Within the data that follows, how many lines carry the string "this"? Give the number alone.

+ + + + + + +

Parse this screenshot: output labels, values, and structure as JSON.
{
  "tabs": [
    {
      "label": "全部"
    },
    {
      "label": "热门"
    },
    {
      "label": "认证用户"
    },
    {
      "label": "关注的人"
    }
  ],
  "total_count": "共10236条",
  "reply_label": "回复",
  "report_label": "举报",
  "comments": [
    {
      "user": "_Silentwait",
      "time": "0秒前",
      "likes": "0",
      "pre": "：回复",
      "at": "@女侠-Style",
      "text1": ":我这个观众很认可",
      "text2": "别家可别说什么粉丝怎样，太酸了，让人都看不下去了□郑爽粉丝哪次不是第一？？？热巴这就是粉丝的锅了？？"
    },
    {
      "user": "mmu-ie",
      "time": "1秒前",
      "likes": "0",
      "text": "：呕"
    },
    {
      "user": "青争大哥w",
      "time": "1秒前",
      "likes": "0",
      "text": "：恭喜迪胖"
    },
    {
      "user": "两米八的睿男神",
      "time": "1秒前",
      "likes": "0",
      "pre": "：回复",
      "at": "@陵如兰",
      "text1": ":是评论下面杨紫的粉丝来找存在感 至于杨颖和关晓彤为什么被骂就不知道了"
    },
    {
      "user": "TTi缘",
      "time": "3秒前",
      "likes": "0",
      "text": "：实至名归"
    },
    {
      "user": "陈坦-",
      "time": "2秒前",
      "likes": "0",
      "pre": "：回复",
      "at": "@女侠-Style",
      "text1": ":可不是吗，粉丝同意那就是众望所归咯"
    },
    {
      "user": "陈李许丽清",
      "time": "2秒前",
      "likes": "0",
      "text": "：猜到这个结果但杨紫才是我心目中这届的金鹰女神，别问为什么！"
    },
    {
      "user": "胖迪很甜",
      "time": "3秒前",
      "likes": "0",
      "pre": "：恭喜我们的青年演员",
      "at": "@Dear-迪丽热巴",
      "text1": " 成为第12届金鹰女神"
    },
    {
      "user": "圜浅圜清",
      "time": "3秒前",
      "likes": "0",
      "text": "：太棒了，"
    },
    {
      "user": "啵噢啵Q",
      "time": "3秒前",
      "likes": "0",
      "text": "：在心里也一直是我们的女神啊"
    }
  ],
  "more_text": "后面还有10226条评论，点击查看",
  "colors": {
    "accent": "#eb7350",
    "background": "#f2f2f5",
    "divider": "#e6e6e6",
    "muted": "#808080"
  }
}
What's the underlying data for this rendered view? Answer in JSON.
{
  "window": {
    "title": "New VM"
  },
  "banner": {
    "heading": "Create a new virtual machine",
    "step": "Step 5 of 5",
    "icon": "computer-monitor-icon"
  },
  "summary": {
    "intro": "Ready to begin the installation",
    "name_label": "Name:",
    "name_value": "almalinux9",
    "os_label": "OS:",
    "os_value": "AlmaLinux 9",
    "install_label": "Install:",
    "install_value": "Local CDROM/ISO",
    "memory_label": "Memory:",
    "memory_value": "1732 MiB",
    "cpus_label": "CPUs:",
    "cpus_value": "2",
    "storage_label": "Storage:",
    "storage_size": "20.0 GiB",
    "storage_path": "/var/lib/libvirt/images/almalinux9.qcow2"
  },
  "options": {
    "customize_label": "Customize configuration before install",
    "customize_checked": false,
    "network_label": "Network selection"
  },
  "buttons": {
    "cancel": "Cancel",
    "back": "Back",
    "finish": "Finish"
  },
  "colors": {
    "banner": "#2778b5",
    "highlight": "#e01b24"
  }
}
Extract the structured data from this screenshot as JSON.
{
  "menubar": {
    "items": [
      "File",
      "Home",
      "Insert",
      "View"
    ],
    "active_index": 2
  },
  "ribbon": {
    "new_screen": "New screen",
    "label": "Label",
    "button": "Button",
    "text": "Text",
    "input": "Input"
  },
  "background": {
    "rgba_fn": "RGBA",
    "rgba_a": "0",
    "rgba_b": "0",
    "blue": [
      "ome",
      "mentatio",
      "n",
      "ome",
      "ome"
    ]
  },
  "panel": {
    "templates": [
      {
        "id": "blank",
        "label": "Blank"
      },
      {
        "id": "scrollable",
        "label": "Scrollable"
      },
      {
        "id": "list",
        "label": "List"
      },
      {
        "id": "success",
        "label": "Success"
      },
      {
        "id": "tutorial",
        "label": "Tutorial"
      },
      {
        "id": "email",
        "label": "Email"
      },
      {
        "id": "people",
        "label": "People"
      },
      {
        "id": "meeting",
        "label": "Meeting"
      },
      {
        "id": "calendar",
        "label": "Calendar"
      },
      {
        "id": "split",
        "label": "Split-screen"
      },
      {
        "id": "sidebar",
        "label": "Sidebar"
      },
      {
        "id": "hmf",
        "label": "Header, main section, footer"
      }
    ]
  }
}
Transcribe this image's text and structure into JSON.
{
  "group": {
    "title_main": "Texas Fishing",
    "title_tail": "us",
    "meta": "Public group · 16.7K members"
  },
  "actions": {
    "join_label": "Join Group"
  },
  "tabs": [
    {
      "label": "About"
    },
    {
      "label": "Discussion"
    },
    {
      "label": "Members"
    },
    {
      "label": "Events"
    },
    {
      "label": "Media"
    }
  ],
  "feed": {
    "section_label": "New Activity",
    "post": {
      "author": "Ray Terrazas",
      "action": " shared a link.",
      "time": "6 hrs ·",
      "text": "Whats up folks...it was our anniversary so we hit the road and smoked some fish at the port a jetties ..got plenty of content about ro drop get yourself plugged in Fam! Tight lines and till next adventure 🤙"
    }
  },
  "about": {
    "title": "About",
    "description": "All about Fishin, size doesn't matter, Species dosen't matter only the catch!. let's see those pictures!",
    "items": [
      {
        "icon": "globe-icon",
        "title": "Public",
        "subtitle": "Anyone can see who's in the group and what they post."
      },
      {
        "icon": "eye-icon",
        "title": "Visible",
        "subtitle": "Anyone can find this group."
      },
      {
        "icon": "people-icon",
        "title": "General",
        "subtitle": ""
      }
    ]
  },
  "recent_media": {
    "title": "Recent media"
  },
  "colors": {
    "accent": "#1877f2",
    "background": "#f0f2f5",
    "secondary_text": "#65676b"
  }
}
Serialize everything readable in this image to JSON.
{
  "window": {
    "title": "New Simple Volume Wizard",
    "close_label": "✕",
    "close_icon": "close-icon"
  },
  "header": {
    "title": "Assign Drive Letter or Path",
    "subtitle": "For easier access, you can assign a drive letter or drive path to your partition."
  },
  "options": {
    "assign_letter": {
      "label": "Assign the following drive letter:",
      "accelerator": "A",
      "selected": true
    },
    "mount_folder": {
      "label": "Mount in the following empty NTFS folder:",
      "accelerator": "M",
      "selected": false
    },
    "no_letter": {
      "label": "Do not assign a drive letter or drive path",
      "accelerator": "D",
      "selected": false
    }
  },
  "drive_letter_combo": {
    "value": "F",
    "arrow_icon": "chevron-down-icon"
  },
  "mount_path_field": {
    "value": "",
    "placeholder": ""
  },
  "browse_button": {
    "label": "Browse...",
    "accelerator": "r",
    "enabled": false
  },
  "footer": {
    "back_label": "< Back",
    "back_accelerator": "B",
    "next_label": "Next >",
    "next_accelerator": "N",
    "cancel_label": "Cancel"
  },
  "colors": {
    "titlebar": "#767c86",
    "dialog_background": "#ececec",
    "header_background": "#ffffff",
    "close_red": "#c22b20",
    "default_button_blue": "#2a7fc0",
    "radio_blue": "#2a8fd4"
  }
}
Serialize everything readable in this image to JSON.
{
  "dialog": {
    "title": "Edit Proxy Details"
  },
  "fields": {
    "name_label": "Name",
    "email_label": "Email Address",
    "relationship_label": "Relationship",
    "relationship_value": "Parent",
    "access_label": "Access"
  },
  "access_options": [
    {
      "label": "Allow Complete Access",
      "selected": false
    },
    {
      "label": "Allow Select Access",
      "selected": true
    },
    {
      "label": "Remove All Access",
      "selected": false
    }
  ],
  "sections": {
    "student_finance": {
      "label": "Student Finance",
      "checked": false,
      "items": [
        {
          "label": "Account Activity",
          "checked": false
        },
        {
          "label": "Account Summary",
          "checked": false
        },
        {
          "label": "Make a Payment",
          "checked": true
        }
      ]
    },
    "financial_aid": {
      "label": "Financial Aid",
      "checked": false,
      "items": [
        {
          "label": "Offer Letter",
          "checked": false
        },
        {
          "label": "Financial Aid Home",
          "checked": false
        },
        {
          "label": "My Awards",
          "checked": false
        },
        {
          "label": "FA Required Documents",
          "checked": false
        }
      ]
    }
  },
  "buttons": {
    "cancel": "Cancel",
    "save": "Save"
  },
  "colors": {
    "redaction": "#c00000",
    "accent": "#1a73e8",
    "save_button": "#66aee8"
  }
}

+ + + + + + +

- [Completed task]: 7